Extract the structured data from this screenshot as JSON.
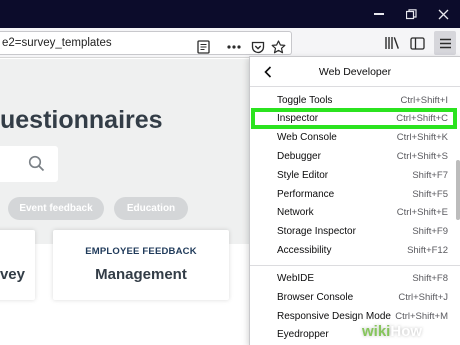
{
  "browser": {
    "url_text": "e2=survey_templates",
    "icons": {
      "reader": "reader-view-icon",
      "more": "more-icon",
      "pocket": "pocket-icon",
      "bookmark": "bookmark-star-icon",
      "library": "library-icon",
      "sidebar": "sidebar-icon",
      "menu": "hamburger-menu-icon"
    },
    "window_controls": [
      "minimize-icon",
      "restore-icon",
      "close-icon"
    ],
    "colors": {
      "titlebar": "#0c0c2b",
      "toolbar": "#f5f5f7"
    }
  },
  "page": {
    "title": "uestionnaires",
    "pills": [
      "Event feedback",
      "Education"
    ],
    "cards": [
      {
        "category": "",
        "title": "vey"
      },
      {
        "category": "EMPLOYEE FEEDBACK",
        "title": "Management"
      }
    ],
    "colors": {
      "hero_bg": "#eff0f0",
      "heading": "#333d47",
      "pill_bg": "#d4d6d8"
    }
  },
  "menu": {
    "title": "Web Developer",
    "items": [
      {
        "label": "Toggle Tools",
        "shortcut": "Ctrl+Shift+I"
      },
      {
        "label": "Inspector",
        "shortcut": "Ctrl+Shift+C",
        "highlighted": true
      },
      {
        "label": "Web Console",
        "shortcut": "Ctrl+Shift+K"
      },
      {
        "label": "Debugger",
        "shortcut": "Ctrl+Shift+S"
      },
      {
        "label": "Style Editor",
        "shortcut": "Shift+F7"
      },
      {
        "label": "Performance",
        "shortcut": "Shift+F5"
      },
      {
        "label": "Network",
        "shortcut": "Ctrl+Shift+E"
      },
      {
        "label": "Storage Inspector",
        "shortcut": "Shift+F9"
      },
      {
        "label": "Accessibility",
        "shortcut": "Shift+F12"
      },
      {
        "label": "WebIDE",
        "shortcut": "Shift+F8"
      },
      {
        "label": "Browser Console",
        "shortcut": "Ctrl+Shift+J"
      },
      {
        "label": "Responsive Design Mode",
        "shortcut": "Ctrl+Shift+M"
      },
      {
        "label": "Eyedropper",
        "shortcut": ""
      }
    ],
    "colors": {
      "highlight_border": "#2be31f"
    }
  },
  "watermark": {
    "prefix": "wiki",
    "suffix": "How"
  }
}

* * * * *

Scan the lines for the string "Ctrl". Copy out each line that matches.

        "shortcut": "Ctrl+Shift+I"
        "shortcut": "Ctrl+Shift+C",
        "shortcut": "Ctrl+Shift+K"
        "shortcut": "Ctrl+Shift+S"
        "shortcut": "Ctrl+Shift+E"
        "shortcut": "Ctrl+Shift+J"
        "shortcut": "Ctrl+Shift+M"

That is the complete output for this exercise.